→ EXERCISE INSTRUCTIONS: Your task is to retype each line of the data below exactly.

(Figure data in JSON)

+++

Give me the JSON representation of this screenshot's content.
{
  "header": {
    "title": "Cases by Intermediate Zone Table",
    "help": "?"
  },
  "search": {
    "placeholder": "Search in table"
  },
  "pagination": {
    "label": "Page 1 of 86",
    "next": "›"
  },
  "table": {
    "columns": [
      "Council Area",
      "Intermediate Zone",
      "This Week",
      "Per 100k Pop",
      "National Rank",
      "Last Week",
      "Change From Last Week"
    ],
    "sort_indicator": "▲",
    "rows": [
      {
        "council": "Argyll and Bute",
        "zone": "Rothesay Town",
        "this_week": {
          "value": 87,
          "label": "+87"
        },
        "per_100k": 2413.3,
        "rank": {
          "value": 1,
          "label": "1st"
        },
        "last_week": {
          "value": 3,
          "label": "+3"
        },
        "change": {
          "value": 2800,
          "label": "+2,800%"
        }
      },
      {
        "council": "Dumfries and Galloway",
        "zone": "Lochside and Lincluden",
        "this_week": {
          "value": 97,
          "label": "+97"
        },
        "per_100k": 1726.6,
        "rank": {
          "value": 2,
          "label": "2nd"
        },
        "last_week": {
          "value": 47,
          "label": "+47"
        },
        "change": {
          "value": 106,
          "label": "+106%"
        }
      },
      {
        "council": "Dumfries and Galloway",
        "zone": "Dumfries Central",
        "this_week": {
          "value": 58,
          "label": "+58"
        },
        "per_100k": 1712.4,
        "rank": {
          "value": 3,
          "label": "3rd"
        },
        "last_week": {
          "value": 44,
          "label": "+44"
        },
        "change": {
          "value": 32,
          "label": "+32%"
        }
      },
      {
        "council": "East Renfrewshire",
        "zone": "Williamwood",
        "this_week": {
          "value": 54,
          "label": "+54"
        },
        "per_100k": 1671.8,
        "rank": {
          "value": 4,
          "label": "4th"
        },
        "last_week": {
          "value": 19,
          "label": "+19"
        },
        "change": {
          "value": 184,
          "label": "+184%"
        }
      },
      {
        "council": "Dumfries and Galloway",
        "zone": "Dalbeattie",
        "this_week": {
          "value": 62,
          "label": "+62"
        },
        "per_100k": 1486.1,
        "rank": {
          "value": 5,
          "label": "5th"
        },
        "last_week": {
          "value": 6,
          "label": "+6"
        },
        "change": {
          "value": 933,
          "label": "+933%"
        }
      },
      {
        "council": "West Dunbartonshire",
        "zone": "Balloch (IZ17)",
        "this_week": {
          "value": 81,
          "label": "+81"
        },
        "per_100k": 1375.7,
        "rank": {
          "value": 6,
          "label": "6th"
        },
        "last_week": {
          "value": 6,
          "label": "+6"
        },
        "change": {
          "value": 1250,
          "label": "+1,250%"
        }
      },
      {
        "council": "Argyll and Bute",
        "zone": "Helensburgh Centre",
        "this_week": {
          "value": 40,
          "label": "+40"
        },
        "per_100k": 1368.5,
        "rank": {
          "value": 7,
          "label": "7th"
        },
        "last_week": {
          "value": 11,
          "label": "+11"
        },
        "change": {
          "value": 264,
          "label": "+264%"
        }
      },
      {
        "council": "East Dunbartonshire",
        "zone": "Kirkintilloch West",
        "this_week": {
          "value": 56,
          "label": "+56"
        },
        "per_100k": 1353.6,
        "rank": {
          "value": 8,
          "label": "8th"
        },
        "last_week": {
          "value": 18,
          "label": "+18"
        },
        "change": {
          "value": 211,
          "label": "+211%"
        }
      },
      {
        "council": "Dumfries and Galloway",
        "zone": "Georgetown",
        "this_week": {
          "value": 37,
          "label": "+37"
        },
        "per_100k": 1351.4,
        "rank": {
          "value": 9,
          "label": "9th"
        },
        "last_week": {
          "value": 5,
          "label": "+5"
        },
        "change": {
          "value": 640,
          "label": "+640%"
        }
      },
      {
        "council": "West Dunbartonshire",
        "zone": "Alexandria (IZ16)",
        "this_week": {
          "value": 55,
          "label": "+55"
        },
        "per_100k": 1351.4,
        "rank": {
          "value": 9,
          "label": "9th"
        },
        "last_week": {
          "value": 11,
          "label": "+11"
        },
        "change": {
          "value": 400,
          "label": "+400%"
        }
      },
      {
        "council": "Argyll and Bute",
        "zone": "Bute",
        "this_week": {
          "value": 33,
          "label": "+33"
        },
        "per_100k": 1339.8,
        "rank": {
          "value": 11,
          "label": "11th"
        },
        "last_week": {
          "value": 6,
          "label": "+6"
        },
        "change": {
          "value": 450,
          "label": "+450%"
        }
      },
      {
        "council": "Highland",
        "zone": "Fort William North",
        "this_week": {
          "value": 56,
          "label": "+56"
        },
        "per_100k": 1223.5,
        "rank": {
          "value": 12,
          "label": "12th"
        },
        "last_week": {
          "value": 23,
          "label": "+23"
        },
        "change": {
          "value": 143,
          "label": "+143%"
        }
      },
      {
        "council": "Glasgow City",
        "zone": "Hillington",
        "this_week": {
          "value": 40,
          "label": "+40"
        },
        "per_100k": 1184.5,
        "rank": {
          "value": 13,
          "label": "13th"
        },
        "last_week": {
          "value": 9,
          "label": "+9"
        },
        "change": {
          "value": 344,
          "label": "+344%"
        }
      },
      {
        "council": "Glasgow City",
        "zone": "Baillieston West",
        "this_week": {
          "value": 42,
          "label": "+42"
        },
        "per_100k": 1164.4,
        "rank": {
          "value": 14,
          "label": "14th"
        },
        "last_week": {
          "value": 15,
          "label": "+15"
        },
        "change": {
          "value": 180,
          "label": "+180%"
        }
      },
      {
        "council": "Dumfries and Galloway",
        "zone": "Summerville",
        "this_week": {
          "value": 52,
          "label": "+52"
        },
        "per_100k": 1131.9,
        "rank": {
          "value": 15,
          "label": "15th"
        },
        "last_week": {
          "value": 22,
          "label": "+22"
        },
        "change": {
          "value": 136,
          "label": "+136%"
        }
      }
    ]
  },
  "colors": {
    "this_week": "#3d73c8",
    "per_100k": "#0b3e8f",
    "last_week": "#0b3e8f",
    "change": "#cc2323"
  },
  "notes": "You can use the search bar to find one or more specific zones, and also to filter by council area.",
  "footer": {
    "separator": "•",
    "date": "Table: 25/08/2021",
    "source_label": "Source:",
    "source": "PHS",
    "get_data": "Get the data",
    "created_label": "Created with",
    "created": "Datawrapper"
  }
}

+++

→ SOLUTION TO THE PROBLEM:
Give me the JSON representation of this screenshot's content.
{
  "header": {
    "title": "Cases by Intermediate Zone Table",
    "help": "?"
  },
  "search": {
    "placeholder": "Search in table"
  },
  "pagination": {
    "label": "Page 1 of 86",
    "next": "›"
  },
  "table": {
    "columns": [
      "Council Area",
      "Intermediate Zone",
      "This Week",
      "Per 100k Pop",
      "National Rank",
      "Last Week",
      "Change From Last Week"
    ],
    "sort_indicator": "▲",
    "rows": [
      {
        "council": "Argyll and Bute",
        "zone": "Rothesay Town",
        "this_week": {
          "value": 87,
          "label": "+87"
        },
        "per_100k": 2413.3,
        "rank": {
          "value": 1,
          "label": "1st"
        },
        "last_week": {
          "value": 3,
          "label": "+3"
        },
        "change": {
          "value": 2800,
          "label": "+2,800%"
        }
      },
      {
        "council": "Dumfries and Galloway",
        "zone": "Lochside and Lincluden",
        "this_week": {
          "value": 97,
          "label": "+97"
        },
        "per_100k": 1726.6,
        "rank": {
          "value": 2,
          "label": "2nd"
        },
        "last_week": {
          "value": 47,
          "label": "+47"
        },
        "change": {
          "value": 106,
          "label": "+106%"
        }
      },
      {
        "council": "Dumfries and Galloway",
        "zone": "Dumfries Central",
        "this_week": {
          "value": 58,
          "label": "+58"
        },
        "per_100k": 1712.4,
        "rank": {
          "value": 3,
          "label": "3rd"
        },
        "last_week": {
          "value": 44,
          "label": "+44"
        },
        "change": {
          "value": 32,
          "label": "+32%"
        }
      },
      {
        "council": "East Renfrewshire",
        "zone": "Williamwood",
        "this_week": {
          "value": 54,
          "label": "+54"
        },
        "per_100k": 1671.8,
        "rank": {
          "value": 4,
          "label": "4th"
        },
        "last_week": {
          "value": 19,
          "label": "+19"
        },
        "change": {
          "value": 184,
          "label": "+184%"
        }
      },
      {
        "council": "Dumfries and Galloway",
        "zone": "Dalbeattie",
        "this_week": {
          "value": 62,
          "label": "+62"
        },
        "per_100k": 1486.1,
        "rank": {
          "value": 5,
          "label": "5th"
        },
        "last_week": {
          "value": 6,
          "label": "+6"
        },
        "change": {
          "value": 933,
          "label": "+933%"
        }
      },
      {
        "council": "West Dunbartonshire",
        "zone": "Balloch (IZ17)",
        "this_week": {
          "value": 81,
          "label": "+81"
        },
        "per_100k": 1375.7,
        "rank": {
          "value": 6,
          "label": "6th"
        },
        "last_week": {
          "value": 6,
          "label": "+6"
        },
        "change": {
          "value": 1250,
          "label": "+1,250%"
        }
      },
      {
        "council": "Argyll and Bute",
        "zone": "Helensburgh Centre",
        "this_week": {
          "value": 40,
          "label": "+40"
        },
        "per_100k": 1368.5,
        "rank": {
          "value": 7,
          "label": "7th"
        },
        "last_week": {
          "value": 11,
          "label": "+11"
        },
        "change": {
          "value": 264,
          "label": "+264%"
        }
      },
      {
        "council": "East Dunbartonshire",
        "zone": "Kirkintilloch West",
        "this_week": {
          "value": 56,
          "label": "+56"
        },
        "per_100k": 1353.6,
        "rank": {
          "value": 8,
          "label": "8th"
        },
        "last_week": {
          "value": 18,
          "label": "+18"
        },
        "change": {
          "value": 211,
          "label": "+211%"
        }
      },
      {
        "council": "Dumfries and Galloway",
        "zone": "Georgetown",
        "this_week": {
          "value": 37,
          "label": "+37"
        },
        "per_100k": 1351.4,
        "rank": {
          "value": 9,
          "label": "9th"
        },
        "last_week": {
          "value": 5,
          "label": "+5"
        },
        "change": {
          "value": 640,
          "label": "+640%"
        }
      },
      {
        "council": "West Dunbartonshire",
        "zone": "Alexandria (IZ16)",
        "this_week": {
          "value": 55,
          "label": "+55"
        },
        "per_100k": 1351.4,
        "rank": {
          "value": 9,
          "label": "9th"
        },
        "last_week": {
          "value": 11,
          "label": "+11"
        },
        "change": {
          "value": 400,
          "label": "+400%"
        }
      },
      {
        "council": "Argyll and Bute",
        "zone": "Bute",
        "this_week": {
          "value": 33,
          "label": "+33"
        },
        "per_100k": 1339.8,
        "rank": {
          "value": 11,
          "label": "11th"
        },
        "last_week": {
          "value": 6,
          "label": "+6"
        },
        "change": {
          "value": 450,
          "label": "+450%"
        }
      },
      {
        "council": "Highland",
        "zone": "Fort William North",
        "this_week": {
          "value": 56,
          "label": "+56"
        },
        "per_100k": 1223.5,
        "rank": {
          "value": 12,
          "label": "12th"
        },
        "last_week": {
          "value": 23,
          "label": "+23"
        },
        "change": {
          "value": 143,
          "label": "+143%"
        }
      },
      {
        "council": "Glasgow City",
        "zone": "Hillington",
        "this_week": {
          "value": 40,
          "label": "+40"
        },
        "per_100k": 1184.5,
        "rank": {
          "value": 13,
          "label": "13th"
        },
        "last_week": {
          "value": 9,
          "label": "+9"
        },
        "change": {
          "value": 344,
          "label": "+344%"
        }
      },
      {
        "council": "Glasgow City",
        "zone": "Baillieston West",
        "this_week": {
          "value": 42,
          "label": "+42"
        },
        "per_100k": 1164.4,
        "rank": {
          "value": 14,
          "label": "14th"
        },
        "last_week": {
          "value": 15,
          "label": "+15"
        },
        "change": {
          "value": 180,
          "label": "+180%"
        }
      },
      {
        "council": "Dumfries and Galloway",
        "zone": "Summerville",
        "this_week": {
          "value": 52,
          "label": "+52"
        },
        "per_100k": 1131.9,
        "rank": {
          "value": 15,
          "label": "15th"
        },
        "last_week": {
          "value": 22,
          "label": "+22"
        },
        "change": {
          "value": 136,
          "label": "+136%"
        }
      }
    ]
  },
  "colors": {
    "this_week": "#3d73c8",
    "per_100k": "#0b3e8f",
    "last_week": "#0b3e8f",
    "change": "#cc2323"
  },
  "notes": "You can use the search bar to find one or more specific zones, and also to filter by council area.",
  "footer": {
    "separator": "•",
    "date": "Table: 25/08/2021",
    "source_label": "Source:",
    "source": "PHS",
    "get_data": "Get the data",
    "created_label": "Created with",
    "created": "Datawrapper"
  }
}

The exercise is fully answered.